## [Aim]
Each line below either holds the string "screenshot" or doesn't. Count those that do and give only the number.

## [Extracted data]

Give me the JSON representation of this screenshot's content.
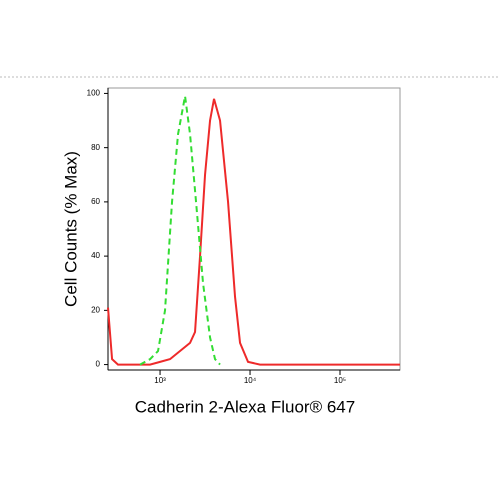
{
  "chart_data": {
    "type": "line",
    "x_label": "Cadherin 2-Alexa Fluor® 647",
    "y_label": "Cell Counts (% Max)",
    "x_log": true,
    "xlim": [
      264,
      464159
    ],
    "xticks": [
      {
        "value": 1000,
        "label": "10³"
      },
      {
        "value": 10000,
        "label": "10⁴"
      },
      {
        "value": 100000,
        "label": "10⁵"
      }
    ],
    "ylim": [
      -2,
      102
    ],
    "yticks": [
      0,
      20,
      40,
      60,
      80,
      100
    ],
    "series": [
      {
        "color": "#ee2a2a",
        "dash": false,
        "x": [
          264,
          293,
          341,
          464,
          774,
          1000,
          1292,
          1668,
          2154,
          2448,
          2783,
          3162,
          3594,
          3981,
          4642,
          5699,
          6813,
          7743,
          9502,
          12915,
          464159
        ],
        "values": [
          21,
          2,
          0,
          0,
          0,
          1,
          2,
          5,
          8,
          12,
          40,
          70,
          90,
          98,
          90,
          60,
          25,
          8,
          1,
          0,
          0
        ]
      },
      {
        "color": "#33dd33",
        "dash": true,
        "x": [
          599,
          774,
          950,
          1136,
          1359,
          1585,
          1896,
          2154,
          2512,
          3005,
          3594,
          4084,
          4642
        ],
        "values": [
          0,
          2,
          5,
          20,
          60,
          85,
          99,
          85,
          60,
          30,
          10,
          2,
          0
        ]
      }
    ]
  }
}
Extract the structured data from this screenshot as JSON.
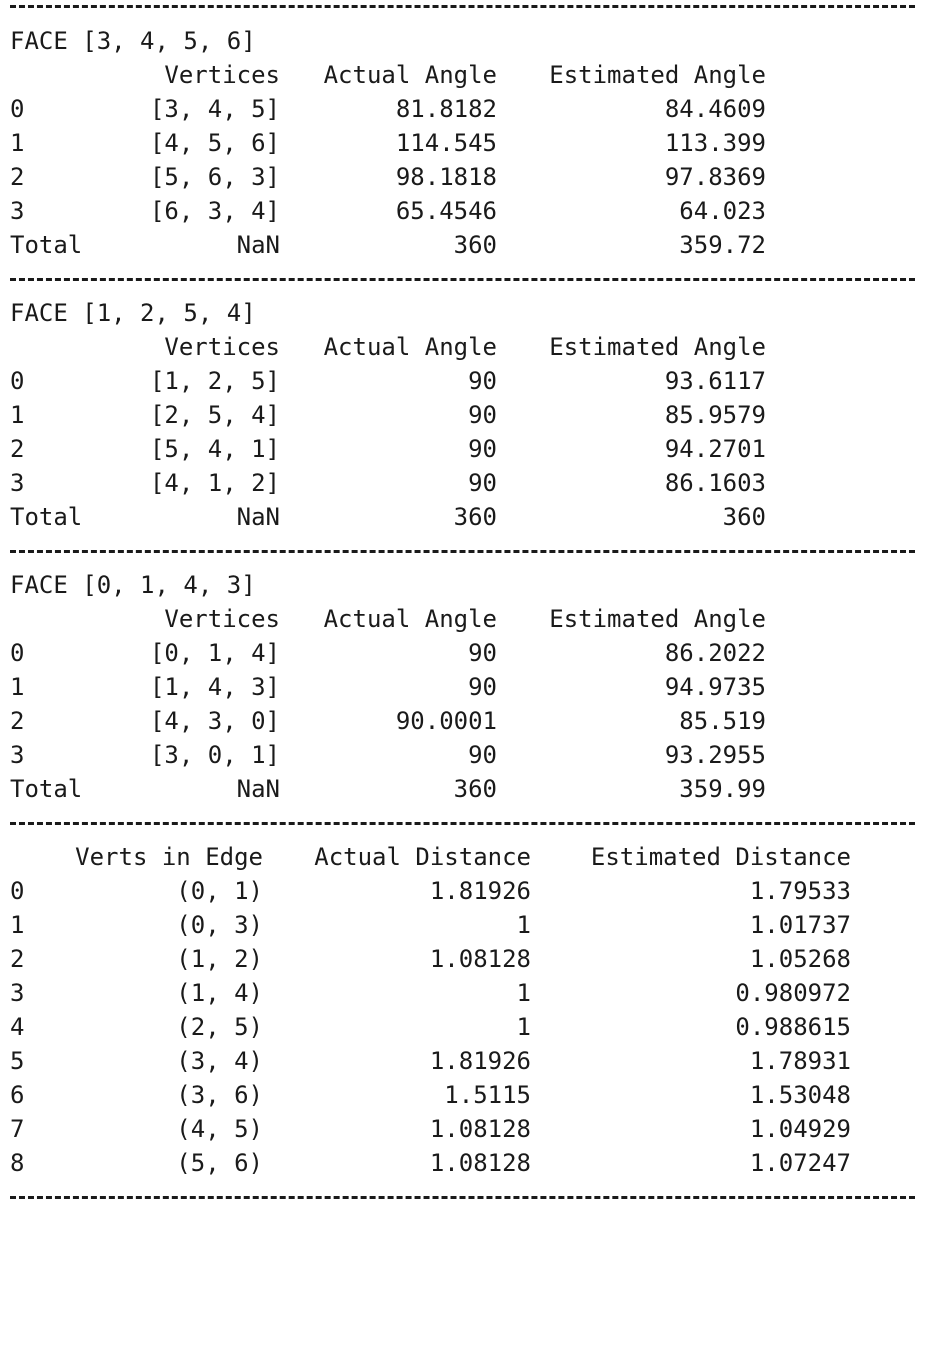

## [The answer]
2